__Written problem__
Copy the full set of lines exactly as given.

__Records to use__

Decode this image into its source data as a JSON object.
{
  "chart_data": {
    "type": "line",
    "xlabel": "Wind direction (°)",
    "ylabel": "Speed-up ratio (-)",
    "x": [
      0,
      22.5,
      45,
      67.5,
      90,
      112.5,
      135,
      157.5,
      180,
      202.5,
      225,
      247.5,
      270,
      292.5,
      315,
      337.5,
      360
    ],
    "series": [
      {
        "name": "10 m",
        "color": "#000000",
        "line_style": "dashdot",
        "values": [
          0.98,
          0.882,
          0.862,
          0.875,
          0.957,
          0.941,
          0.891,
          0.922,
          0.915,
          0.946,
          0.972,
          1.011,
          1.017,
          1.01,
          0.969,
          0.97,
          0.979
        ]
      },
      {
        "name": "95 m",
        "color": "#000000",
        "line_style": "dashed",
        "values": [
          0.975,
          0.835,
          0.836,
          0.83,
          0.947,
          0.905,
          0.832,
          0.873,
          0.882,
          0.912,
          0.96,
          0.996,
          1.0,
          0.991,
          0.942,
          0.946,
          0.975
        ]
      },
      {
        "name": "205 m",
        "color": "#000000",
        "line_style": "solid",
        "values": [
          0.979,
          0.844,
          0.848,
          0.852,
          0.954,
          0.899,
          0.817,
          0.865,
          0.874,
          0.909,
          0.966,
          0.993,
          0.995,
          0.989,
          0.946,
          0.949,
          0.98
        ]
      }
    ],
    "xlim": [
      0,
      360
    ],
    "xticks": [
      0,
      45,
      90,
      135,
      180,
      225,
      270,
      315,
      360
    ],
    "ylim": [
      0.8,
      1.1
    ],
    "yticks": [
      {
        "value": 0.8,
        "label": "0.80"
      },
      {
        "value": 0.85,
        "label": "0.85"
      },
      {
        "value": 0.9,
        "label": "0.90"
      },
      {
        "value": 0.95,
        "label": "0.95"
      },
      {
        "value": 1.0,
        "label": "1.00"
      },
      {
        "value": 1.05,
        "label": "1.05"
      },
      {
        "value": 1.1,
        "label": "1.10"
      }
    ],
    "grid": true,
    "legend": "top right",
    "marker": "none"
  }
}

__Exercise result__
Decode this image into its source data as a JSON object.
{
  "chart_data": {
    "type": "line",
    "xlabel": "Wind direction (°)",
    "ylabel": "Speed-up ratio (-)",
    "x": [
      0,
      22.5,
      45,
      67.5,
      90,
      112.5,
      135,
      157.5,
      180,
      202.5,
      225,
      247.5,
      270,
      292.5,
      315,
      337.5,
      360
    ],
    "series": [
      {
        "name": "10 m",
        "color": "#000000",
        "line_style": "dashdot",
        "values": [
          0.98,
          0.882,
          0.862,
          0.875,
          0.957,
          0.941,
          0.891,
          0.922,
          0.915,
          0.946,
          0.972,
          1.011,
          1.017,
          1.01,
          0.969,
          0.97,
          0.979
        ]
      },
      {
        "name": "95 m",
        "color": "#000000",
        "line_style": "dashed",
        "values": [
          0.975,
          0.835,
          0.836,
          0.83,
          0.947,
          0.905,
          0.832,
          0.873,
          0.882,
          0.912,
          0.96,
          0.996,
          1.0,
          0.991,
          0.942,
          0.946,
          0.975
        ]
      },
      {
        "name": "205 m",
        "color": "#000000",
        "line_style": "solid",
        "values": [
          0.979,
          0.844,
          0.848,
          0.852,
          0.954,
          0.899,
          0.817,
          0.865,
          0.874,
          0.909,
          0.966,
          0.993,
          0.995,
          0.989,
          0.946,
          0.949,
          0.98
        ]
      }
    ],
    "xlim": [
      0,
      360
    ],
    "xticks": [
      0,
      45,
      90,
      135,
      180,
      225,
      270,
      315,
      360
    ],
    "ylim": [
      0.8,
      1.1
    ],
    "yticks": [
      {
        "value": 0.8,
        "label": "0.80"
      },
      {
        "value": 0.85,
        "label": "0.85"
      },
      {
        "value": 0.9,
        "label": "0.90"
      },
      {
        "value": 0.95,
        "label": "0.95"
      },
      {
        "value": 1.0,
        "label": "1.00"
      },
      {
        "value": 1.05,
        "label": "1.05"
      },
      {
        "value": 1.1,
        "label": "1.10"
      }
    ],
    "grid": true,
    "legend": "top right",
    "marker": "none"
  }
}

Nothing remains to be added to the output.